### Task
Write out each line beneath this one exactly as it reads.

### Data records
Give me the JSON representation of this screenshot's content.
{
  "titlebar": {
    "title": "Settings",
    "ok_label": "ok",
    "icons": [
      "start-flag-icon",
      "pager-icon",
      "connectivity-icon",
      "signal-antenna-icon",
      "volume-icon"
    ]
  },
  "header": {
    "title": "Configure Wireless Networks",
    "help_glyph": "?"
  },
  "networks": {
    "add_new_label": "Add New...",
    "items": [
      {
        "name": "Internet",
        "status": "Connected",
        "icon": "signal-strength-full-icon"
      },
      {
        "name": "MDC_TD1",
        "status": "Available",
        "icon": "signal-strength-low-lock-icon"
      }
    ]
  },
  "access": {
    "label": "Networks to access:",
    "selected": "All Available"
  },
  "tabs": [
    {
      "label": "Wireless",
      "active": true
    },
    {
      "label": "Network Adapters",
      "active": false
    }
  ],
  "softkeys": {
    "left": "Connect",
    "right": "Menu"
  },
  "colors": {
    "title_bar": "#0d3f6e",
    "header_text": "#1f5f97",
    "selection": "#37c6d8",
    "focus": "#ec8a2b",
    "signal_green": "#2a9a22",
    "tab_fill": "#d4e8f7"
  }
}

### Completed task
Give me the JSON representation of this screenshot's content.
{
  "titlebar": {
    "title": "Settings",
    "ok_label": "ok",
    "icons": [
      "start-flag-icon",
      "pager-icon",
      "connectivity-icon",
      "signal-antenna-icon",
      "volume-icon"
    ]
  },
  "header": {
    "title": "Configure Wireless Networks",
    "help_glyph": "?"
  },
  "networks": {
    "add_new_label": "Add New...",
    "items": [
      {
        "name": "Internet",
        "status": "Connected",
        "icon": "signal-strength-full-icon"
      },
      {
        "name": "MDC_TD1",
        "status": "Available",
        "icon": "signal-strength-low-lock-icon"
      }
    ]
  },
  "access": {
    "label": "Networks to access:",
    "selected": "All Available"
  },
  "tabs": [
    {
      "label": "Wireless",
      "active": true
    },
    {
      "label": "Network Adapters",
      "active": false
    }
  ],
  "softkeys": {
    "left": "Connect",
    "right": "Menu"
  },
  "colors": {
    "title_bar": "#0d3f6e",
    "header_text": "#1f5f97",
    "selection": "#37c6d8",
    "focus": "#ec8a2b",
    "signal_green": "#2a9a22",
    "tab_fill": "#d4e8f7"
  }
}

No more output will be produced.